◆ **GIVEN ENTRIES**:
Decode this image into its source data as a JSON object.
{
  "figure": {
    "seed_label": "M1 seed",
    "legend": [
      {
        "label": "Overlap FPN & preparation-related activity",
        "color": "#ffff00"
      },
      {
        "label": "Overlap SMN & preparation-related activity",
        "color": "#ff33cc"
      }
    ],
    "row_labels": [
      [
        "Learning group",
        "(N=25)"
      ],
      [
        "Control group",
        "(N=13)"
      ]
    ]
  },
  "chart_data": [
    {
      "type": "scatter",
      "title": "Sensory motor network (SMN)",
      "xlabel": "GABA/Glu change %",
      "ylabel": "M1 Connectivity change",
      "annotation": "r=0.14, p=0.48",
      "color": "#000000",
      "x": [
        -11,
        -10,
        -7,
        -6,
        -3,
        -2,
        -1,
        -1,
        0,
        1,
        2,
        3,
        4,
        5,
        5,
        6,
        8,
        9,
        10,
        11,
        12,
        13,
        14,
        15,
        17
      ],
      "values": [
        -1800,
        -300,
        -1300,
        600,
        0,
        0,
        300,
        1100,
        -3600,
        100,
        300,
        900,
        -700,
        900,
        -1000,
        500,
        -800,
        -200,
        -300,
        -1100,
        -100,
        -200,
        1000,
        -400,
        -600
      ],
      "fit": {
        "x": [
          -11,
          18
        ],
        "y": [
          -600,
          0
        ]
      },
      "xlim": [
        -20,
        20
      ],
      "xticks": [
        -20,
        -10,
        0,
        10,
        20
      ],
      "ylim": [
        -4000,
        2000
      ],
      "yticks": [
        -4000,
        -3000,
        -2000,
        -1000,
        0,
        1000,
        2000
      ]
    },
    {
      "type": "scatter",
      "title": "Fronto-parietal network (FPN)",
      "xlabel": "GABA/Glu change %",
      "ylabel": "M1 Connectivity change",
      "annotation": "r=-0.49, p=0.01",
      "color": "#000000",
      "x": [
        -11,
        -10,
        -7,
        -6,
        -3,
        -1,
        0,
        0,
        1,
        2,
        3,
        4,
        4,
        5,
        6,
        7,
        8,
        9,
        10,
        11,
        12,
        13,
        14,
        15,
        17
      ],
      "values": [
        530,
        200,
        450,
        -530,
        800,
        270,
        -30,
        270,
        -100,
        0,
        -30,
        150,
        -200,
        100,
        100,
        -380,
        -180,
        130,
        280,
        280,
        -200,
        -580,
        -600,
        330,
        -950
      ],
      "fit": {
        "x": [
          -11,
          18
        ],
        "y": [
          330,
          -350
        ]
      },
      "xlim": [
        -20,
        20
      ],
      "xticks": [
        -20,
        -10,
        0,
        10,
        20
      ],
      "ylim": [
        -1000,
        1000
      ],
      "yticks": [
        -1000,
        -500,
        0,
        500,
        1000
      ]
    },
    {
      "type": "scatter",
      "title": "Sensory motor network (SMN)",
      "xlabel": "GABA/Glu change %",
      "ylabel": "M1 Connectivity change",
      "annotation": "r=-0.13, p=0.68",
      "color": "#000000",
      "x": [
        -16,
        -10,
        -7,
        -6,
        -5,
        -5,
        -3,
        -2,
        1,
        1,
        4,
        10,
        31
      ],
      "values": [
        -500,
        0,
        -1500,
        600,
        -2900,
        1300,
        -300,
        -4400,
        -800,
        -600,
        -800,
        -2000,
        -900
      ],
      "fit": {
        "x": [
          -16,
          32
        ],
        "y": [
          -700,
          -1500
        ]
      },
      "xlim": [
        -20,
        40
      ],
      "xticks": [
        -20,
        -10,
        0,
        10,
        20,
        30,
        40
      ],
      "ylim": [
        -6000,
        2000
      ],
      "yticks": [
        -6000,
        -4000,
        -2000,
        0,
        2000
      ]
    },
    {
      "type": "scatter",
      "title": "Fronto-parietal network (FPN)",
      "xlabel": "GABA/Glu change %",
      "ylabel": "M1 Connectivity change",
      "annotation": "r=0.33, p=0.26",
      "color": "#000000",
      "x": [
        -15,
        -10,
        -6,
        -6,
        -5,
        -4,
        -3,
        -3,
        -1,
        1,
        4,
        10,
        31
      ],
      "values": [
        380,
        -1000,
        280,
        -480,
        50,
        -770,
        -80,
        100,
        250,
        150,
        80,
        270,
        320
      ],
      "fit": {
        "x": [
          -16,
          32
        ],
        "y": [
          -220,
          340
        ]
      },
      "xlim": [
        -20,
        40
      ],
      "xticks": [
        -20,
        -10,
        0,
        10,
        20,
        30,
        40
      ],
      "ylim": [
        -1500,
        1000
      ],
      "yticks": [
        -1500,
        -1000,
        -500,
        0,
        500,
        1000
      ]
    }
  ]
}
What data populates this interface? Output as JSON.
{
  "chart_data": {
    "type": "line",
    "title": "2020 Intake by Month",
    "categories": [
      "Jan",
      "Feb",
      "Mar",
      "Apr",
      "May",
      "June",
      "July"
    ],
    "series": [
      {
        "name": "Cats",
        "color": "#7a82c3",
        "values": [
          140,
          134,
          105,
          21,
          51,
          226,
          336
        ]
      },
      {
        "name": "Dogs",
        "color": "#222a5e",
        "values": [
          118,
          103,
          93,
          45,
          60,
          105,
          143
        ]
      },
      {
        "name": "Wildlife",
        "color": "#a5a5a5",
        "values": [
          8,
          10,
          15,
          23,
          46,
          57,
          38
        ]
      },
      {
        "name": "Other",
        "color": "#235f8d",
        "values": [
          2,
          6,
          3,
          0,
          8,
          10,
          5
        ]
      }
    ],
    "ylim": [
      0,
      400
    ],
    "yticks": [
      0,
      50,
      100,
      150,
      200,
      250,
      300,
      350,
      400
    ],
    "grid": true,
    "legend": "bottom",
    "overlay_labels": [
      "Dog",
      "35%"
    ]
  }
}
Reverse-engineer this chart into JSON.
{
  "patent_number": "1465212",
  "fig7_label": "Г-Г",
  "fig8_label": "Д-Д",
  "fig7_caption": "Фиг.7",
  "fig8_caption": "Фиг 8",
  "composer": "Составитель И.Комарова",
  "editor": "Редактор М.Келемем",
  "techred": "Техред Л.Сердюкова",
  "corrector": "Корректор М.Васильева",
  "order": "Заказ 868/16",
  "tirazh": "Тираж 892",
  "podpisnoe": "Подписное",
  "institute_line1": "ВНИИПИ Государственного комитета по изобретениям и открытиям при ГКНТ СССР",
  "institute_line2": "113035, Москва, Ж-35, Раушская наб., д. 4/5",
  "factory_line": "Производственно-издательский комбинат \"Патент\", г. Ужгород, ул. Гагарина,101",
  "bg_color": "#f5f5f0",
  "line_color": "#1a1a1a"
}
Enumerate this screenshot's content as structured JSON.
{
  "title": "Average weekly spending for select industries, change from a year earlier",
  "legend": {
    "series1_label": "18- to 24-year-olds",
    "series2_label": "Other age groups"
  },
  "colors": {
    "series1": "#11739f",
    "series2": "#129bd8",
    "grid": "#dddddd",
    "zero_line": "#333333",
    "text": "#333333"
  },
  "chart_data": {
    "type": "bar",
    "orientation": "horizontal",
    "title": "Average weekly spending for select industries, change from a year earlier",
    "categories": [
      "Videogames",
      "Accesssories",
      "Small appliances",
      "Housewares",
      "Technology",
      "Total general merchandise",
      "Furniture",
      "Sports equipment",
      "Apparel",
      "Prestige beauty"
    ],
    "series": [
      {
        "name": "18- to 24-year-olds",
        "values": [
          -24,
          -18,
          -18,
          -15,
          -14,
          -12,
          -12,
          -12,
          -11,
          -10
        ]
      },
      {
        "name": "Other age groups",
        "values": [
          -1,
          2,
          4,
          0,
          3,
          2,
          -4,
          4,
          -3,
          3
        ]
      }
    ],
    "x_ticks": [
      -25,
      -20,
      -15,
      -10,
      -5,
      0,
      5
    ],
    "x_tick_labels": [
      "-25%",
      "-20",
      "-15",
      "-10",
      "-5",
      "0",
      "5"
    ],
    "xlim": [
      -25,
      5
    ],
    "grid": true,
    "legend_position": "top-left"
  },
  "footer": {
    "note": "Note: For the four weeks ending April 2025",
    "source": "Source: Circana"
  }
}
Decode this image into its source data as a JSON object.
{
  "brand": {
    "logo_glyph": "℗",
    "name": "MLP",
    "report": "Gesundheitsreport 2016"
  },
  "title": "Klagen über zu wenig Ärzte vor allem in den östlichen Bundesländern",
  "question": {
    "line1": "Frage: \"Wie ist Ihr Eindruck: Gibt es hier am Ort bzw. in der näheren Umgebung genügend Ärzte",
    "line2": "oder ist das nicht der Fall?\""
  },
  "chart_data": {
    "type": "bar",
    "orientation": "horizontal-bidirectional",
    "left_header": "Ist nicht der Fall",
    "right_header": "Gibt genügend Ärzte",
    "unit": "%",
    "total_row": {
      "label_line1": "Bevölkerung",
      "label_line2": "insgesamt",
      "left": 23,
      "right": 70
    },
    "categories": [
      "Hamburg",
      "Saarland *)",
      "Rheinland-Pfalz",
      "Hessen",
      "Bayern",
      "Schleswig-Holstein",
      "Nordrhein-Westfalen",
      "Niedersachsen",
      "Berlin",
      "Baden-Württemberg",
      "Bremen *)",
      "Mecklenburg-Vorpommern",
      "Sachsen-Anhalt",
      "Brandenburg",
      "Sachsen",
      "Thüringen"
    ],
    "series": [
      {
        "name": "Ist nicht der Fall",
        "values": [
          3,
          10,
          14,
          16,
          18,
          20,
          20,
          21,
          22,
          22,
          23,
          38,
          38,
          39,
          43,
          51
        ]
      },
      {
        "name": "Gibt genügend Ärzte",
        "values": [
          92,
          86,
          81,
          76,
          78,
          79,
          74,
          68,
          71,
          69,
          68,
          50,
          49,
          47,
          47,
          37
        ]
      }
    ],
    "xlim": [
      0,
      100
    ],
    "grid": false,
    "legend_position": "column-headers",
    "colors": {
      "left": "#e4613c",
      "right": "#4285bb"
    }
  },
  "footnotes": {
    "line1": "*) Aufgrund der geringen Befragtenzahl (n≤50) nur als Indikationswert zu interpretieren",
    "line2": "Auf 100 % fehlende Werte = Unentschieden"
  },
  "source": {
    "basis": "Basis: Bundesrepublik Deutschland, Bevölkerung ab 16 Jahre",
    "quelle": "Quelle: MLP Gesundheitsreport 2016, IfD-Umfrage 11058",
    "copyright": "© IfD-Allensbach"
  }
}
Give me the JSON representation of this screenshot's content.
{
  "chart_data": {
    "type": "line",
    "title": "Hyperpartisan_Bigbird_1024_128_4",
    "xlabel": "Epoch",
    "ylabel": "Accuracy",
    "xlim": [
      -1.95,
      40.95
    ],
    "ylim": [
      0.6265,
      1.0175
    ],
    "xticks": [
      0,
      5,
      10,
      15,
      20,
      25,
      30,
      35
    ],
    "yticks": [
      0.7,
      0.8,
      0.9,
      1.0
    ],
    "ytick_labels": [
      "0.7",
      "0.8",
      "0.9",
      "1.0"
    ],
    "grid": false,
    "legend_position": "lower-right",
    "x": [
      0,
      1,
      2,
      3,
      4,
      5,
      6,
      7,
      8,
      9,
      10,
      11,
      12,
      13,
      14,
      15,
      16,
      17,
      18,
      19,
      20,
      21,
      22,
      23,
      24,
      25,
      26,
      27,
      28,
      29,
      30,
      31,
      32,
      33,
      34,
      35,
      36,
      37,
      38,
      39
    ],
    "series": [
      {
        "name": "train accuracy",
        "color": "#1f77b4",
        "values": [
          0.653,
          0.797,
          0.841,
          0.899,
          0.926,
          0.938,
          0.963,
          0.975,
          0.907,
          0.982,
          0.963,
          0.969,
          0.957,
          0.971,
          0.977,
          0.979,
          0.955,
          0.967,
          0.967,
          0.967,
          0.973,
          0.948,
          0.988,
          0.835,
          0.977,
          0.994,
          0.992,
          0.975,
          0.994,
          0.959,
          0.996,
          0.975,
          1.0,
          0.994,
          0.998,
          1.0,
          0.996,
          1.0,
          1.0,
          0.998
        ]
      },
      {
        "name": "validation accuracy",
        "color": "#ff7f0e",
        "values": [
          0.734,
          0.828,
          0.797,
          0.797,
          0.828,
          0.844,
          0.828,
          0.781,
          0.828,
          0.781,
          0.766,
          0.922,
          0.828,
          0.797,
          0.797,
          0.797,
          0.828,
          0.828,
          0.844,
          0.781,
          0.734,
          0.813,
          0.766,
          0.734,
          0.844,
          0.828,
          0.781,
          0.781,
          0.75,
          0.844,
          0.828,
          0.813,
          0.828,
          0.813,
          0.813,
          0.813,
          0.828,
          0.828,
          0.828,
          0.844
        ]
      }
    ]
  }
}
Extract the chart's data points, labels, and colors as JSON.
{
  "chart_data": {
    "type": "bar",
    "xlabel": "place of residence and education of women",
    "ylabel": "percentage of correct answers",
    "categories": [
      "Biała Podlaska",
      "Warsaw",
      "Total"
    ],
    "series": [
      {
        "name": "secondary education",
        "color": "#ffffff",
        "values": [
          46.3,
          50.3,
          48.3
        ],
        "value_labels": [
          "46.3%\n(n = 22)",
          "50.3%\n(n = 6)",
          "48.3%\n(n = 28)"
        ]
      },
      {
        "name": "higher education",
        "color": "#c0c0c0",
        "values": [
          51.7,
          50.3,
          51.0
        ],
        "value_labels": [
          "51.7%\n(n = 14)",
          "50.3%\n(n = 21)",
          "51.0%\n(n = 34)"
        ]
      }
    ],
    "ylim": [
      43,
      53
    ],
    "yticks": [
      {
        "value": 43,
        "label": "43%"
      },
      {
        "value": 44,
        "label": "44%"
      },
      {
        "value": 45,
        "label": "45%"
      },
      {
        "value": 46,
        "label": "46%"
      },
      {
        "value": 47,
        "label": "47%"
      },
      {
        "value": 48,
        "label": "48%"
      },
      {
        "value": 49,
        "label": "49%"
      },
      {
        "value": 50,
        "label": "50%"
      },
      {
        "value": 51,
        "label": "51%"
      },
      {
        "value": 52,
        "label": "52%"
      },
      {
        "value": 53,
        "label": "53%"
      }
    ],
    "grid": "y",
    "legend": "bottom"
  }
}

◆ **WHAT IS BEING ASKED**: Return only those lines of the records that contain the string "orientation".

◆ **RESPONSE**:
    "orientation": "horizontal",
    "orientation": "horizontal-bidirectional",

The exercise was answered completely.